JOB –
Pictures stay out of the copy; restate everything else in the material exactly.
** START SUPPLIED MATERIAL **
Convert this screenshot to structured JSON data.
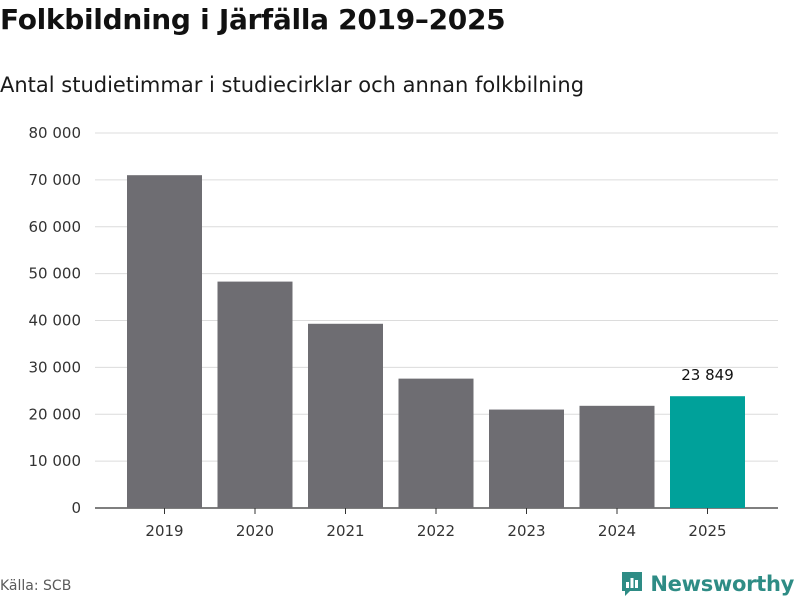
{
  "title": "Folkbildning i Järfälla 2019–2025",
  "subtitle": "Antal studietimmar i studiecirklar och annan folkbilning",
  "source": "Källa: SCB",
  "brand": {
    "name": "Newsworthy",
    "icon": "newsworthy-logo-icon",
    "color": "#2e8c85"
  },
  "colors": {
    "bar": "#6e6d72",
    "highlight": "#00a19a",
    "grid": "#dcdcdc",
    "axis": "#333333"
  },
  "chart_data": {
    "type": "bar",
    "title": "Folkbildning i Järfälla 2019–2025",
    "subtitle": "Antal studietimmar i studiecirklar och annan folkbilning",
    "xlabel": "",
    "ylabel": "",
    "categories": [
      "2019",
      "2020",
      "2021",
      "2022",
      "2023",
      "2024",
      "2025"
    ],
    "values": [
      71000,
      48300,
      39300,
      27600,
      21000,
      21800,
      23849
    ],
    "ylim": [
      0,
      80000
    ],
    "yticks": [
      0,
      10000,
      20000,
      30000,
      40000,
      50000,
      60000,
      70000,
      80000
    ],
    "ytick_labels": [
      "0",
      "10 000",
      "20 000",
      "30 000",
      "40 000",
      "50 000",
      "60 000",
      "70 000",
      "80 000"
    ],
    "highlight_index": 6,
    "data_labels": [
      {
        "index": 6,
        "text": "23 849"
      }
    ],
    "grid": true,
    "legend": "none"
  }
}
** END SUPPLIED MATERIAL **
ANSWER FOR THE TASK –
Convert this screenshot to structured JSON data.
{
  "title": "Folkbildning i Järfälla 2019–2025",
  "subtitle": "Antal studietimmar i studiecirklar och annan folkbilning",
  "source": "Källa: SCB",
  "brand": {
    "name": "Newsworthy",
    "icon": "newsworthy-logo-icon",
    "color": "#2e8c85"
  },
  "colors": {
    "bar": "#6e6d72",
    "highlight": "#00a19a",
    "grid": "#dcdcdc",
    "axis": "#333333"
  },
  "chart_data": {
    "type": "bar",
    "title": "Folkbildning i Järfälla 2019–2025",
    "subtitle": "Antal studietimmar i studiecirklar och annan folkbilning",
    "xlabel": "",
    "ylabel": "",
    "categories": [
      "2019",
      "2020",
      "2021",
      "2022",
      "2023",
      "2024",
      "2025"
    ],
    "values": [
      71000,
      48300,
      39300,
      27600,
      21000,
      21800,
      23849
    ],
    "ylim": [
      0,
      80000
    ],
    "yticks": [
      0,
      10000,
      20000,
      30000,
      40000,
      50000,
      60000,
      70000,
      80000
    ],
    "ytick_labels": [
      "0",
      "10 000",
      "20 000",
      "30 000",
      "40 000",
      "50 000",
      "60 000",
      "70 000",
      "80 000"
    ],
    "highlight_index": 6,
    "data_labels": [
      {
        "index": 6,
        "text": "23 849"
      }
    ],
    "grid": true,
    "legend": "none"
  }
}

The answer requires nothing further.